WHAT IS NEEDED: Faithfully return all lines, omitting every embedded picture.

DATA:
[BEGIN]

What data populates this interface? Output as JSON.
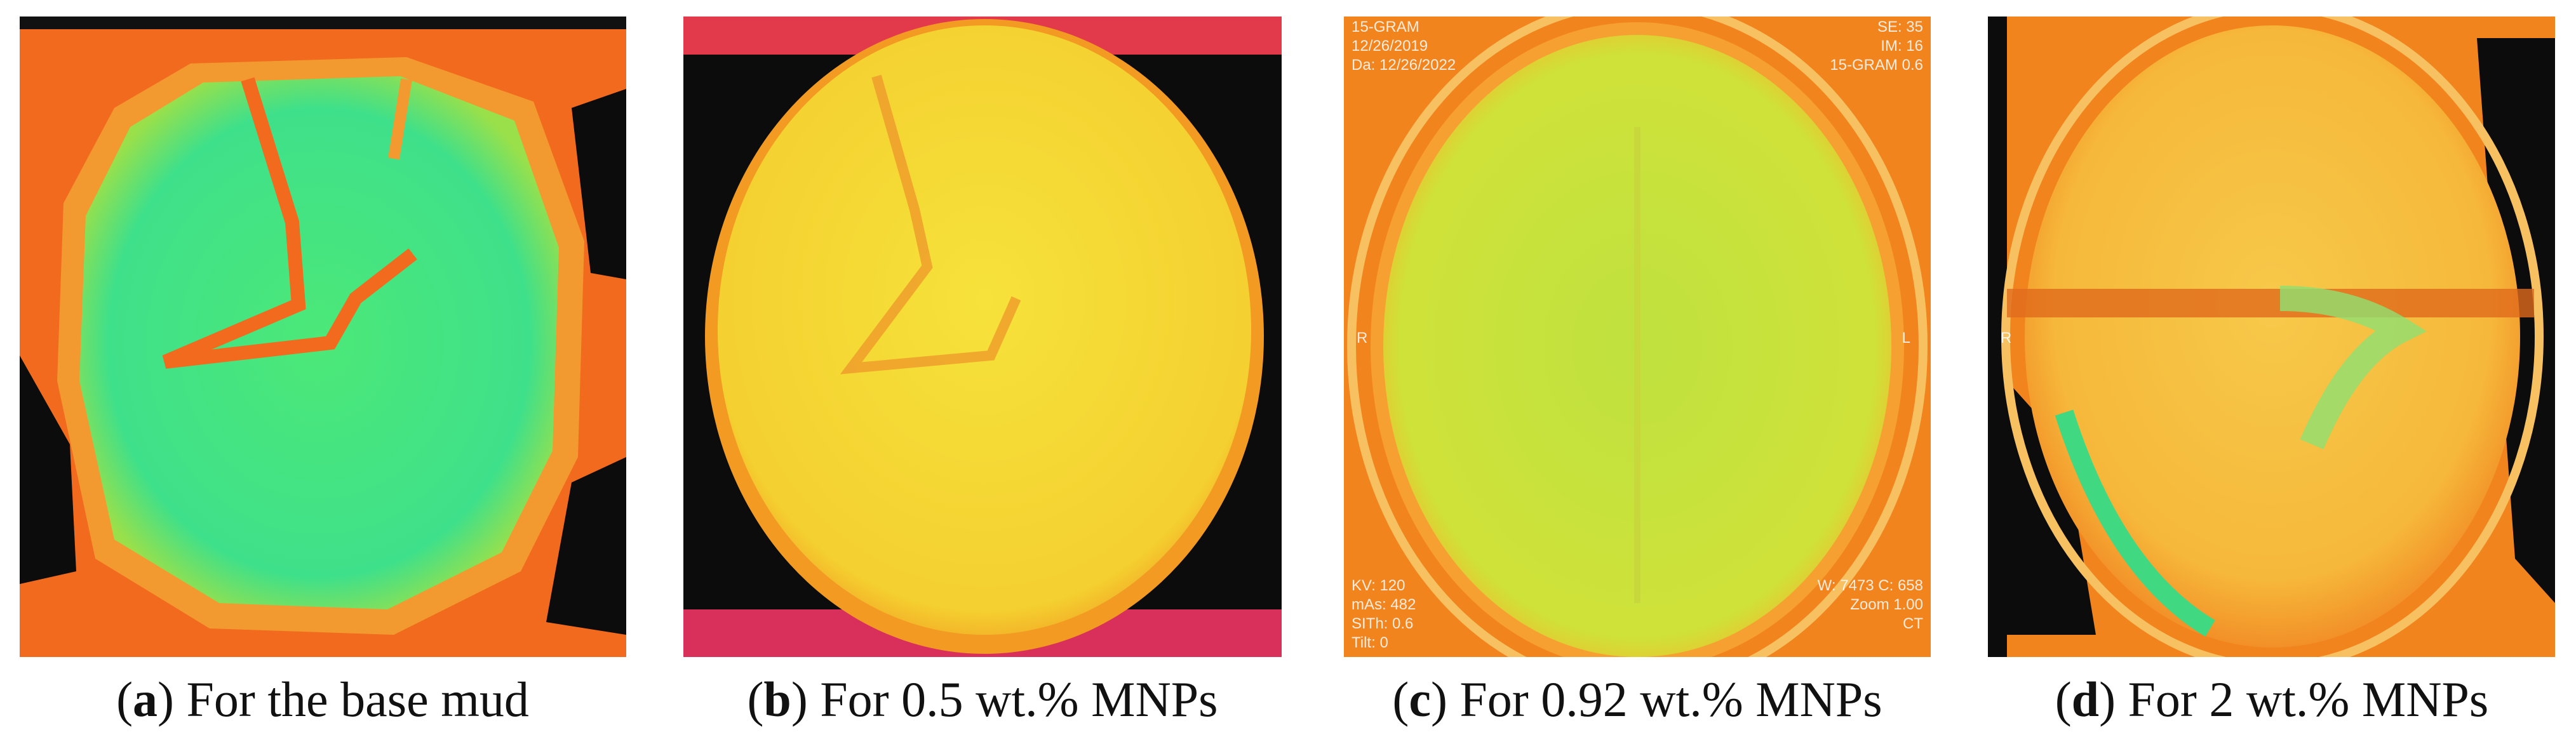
{
  "figure": {
    "panels": [
      {
        "caption": {
          "open": "(",
          "label": "a",
          "rest": ") For the base mud"
        }
      },
      {
        "caption": {
          "open": "(",
          "label": "b",
          "rest": ") For 0.5 wt.% MNPs"
        }
      },
      {
        "caption": {
          "open": "(",
          "label": "c",
          "rest": ") For 0.92 wt.% MNPs"
        },
        "overlay": {
          "top_left": [
            "15-GRAM",
            "12/26/2019",
            "Da: 12/26/2022"
          ],
          "top_right": [
            "SE: 35",
            "IM: 16",
            "15-GRAM 0.6"
          ],
          "left_marker": "R",
          "right_marker": "L",
          "bottom_left": [
            "KV: 120",
            "mAs: 482",
            "SITh: 0.6",
            "Tilt: 0"
          ],
          "bottom_right": [
            "W: 7473 C: 658",
            "Zoom 1.00",
            "CT"
          ]
        }
      },
      {
        "caption": {
          "open": "(",
          "label": "d",
          "rest": ") For 2 wt.% MNPs"
        },
        "overlay": {
          "left_marker": "R"
        }
      }
    ]
  }
}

[END]

OUTPUT:
What data populates this interface? Output as JSON.
{
  "figure": {
    "panels": [
      {
        "caption": {
          "open": "(",
          "label": "a",
          "rest": ") For the base mud"
        }
      },
      {
        "caption": {
          "open": "(",
          "label": "b",
          "rest": ") For 0.5 wt.% MNPs"
        }
      },
      {
        "caption": {
          "open": "(",
          "label": "c",
          "rest": ") For 0.92 wt.% MNPs"
        },
        "overlay": {
          "top_left": [
            "15-GRAM",
            "12/26/2019",
            "Da: 12/26/2022"
          ],
          "top_right": [
            "SE: 35",
            "IM: 16",
            "15-GRAM 0.6"
          ],
          "left_marker": "R",
          "right_marker": "L",
          "bottom_left": [
            "KV: 120",
            "mAs: 482",
            "SITh: 0.6",
            "Tilt: 0"
          ],
          "bottom_right": [
            "W: 7473 C: 658",
            "Zoom 1.00",
            "CT"
          ]
        }
      },
      {
        "caption": {
          "open": "(",
          "label": "d",
          "rest": ") For 2 wt.% MNPs"
        },
        "overlay": {
          "left_marker": "R"
        }
      }
    ]
  }
}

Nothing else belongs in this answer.